(PROBLEM STATEMENT): List, from the lines below, each one with "departs" in it.

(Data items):
####################
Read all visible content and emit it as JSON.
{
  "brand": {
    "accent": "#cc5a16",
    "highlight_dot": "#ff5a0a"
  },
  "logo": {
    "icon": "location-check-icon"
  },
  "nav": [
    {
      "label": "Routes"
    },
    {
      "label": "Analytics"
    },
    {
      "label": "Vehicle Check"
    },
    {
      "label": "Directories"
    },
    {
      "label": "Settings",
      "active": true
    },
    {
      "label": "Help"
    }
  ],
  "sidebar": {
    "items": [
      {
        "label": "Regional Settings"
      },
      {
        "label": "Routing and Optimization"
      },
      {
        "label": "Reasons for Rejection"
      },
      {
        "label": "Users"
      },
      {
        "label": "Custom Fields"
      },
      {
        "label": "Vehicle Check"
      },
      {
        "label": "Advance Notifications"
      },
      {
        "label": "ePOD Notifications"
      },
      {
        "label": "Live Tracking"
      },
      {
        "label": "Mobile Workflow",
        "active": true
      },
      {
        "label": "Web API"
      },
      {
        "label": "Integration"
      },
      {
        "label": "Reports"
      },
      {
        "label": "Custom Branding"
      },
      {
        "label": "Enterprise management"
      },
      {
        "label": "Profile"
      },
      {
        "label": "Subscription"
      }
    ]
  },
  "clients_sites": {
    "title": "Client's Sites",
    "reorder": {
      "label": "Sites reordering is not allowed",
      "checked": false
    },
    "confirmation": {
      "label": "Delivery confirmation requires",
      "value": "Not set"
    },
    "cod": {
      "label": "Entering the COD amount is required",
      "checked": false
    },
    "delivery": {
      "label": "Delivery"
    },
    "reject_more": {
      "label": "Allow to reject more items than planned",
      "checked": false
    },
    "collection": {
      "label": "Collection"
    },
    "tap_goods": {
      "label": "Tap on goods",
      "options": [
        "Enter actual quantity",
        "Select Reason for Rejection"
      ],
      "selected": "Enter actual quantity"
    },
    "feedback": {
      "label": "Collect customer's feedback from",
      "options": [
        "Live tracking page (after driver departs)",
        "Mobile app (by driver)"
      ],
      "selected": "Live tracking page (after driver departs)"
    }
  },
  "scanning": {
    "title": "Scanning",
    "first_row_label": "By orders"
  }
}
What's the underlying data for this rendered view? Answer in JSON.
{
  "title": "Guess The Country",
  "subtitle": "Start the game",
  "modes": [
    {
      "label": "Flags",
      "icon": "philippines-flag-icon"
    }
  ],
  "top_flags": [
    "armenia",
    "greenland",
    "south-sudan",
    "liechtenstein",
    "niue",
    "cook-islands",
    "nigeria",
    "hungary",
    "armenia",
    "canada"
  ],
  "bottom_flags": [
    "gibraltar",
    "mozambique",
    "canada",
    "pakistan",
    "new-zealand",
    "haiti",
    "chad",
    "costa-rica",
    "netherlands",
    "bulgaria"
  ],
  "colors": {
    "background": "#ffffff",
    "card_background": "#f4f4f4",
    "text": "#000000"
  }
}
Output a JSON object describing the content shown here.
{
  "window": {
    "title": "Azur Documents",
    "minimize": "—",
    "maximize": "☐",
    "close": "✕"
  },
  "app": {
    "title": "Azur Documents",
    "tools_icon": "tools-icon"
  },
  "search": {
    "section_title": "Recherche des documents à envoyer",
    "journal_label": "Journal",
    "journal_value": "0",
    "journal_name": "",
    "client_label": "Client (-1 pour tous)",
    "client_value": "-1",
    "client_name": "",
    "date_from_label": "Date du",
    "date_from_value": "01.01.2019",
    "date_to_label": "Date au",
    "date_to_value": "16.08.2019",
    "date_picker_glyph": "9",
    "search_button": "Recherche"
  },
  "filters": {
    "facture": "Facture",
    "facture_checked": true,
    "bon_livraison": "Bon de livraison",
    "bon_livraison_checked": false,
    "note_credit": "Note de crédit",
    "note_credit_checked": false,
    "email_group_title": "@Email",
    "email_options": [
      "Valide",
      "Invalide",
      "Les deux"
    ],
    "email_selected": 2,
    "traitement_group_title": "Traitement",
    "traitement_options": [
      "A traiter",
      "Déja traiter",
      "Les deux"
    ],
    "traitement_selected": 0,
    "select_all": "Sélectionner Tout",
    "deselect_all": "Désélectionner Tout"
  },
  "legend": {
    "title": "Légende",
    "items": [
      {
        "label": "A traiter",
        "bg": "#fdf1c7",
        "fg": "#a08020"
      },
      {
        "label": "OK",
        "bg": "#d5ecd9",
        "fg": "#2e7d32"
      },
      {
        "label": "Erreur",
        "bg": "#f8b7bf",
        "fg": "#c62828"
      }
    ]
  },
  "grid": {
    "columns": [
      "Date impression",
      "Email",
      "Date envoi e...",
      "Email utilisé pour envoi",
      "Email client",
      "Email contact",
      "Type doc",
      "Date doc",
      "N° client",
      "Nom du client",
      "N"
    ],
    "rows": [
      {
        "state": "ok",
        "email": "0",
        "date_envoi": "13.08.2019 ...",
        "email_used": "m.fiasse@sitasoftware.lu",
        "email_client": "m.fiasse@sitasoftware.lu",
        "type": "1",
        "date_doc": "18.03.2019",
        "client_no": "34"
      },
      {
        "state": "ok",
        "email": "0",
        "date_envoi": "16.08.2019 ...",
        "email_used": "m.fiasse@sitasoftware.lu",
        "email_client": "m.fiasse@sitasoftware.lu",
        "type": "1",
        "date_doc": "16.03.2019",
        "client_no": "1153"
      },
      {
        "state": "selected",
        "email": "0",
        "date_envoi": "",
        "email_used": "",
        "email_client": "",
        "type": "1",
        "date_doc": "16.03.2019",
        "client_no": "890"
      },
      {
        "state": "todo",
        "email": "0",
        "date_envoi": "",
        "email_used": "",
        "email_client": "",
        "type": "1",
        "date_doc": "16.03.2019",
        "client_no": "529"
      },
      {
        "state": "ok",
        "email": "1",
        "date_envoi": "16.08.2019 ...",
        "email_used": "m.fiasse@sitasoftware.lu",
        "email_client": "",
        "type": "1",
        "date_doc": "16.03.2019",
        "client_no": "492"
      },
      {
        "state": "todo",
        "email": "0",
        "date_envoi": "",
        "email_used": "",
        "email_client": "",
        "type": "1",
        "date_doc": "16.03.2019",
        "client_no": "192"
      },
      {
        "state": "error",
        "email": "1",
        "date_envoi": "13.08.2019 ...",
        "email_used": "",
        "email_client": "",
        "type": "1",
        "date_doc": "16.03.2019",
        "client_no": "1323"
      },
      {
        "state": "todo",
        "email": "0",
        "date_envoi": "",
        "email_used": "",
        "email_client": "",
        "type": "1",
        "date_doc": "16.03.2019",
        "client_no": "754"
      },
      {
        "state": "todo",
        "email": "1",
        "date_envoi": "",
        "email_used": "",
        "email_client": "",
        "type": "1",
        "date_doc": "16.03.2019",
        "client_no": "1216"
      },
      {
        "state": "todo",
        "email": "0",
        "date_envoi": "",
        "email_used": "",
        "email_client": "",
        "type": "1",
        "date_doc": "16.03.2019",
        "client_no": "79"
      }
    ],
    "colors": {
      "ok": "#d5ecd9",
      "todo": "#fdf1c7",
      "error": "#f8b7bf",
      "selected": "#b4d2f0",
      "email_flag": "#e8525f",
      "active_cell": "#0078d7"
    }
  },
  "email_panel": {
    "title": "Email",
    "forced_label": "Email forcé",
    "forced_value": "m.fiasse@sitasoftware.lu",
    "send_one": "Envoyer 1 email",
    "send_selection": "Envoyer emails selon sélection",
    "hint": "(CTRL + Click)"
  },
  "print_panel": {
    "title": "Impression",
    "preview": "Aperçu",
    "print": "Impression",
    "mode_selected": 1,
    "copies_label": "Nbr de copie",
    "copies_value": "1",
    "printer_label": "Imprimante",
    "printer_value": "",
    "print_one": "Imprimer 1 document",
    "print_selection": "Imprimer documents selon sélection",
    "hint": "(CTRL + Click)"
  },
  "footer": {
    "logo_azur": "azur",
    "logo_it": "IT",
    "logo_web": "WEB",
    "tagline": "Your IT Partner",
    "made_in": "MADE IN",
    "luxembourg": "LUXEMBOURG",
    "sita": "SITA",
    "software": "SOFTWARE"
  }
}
####################
(FINAL ANSWER):
        "Live tracking page (after driver departs)",
      "selected": "Live tracking page (after driver departs)"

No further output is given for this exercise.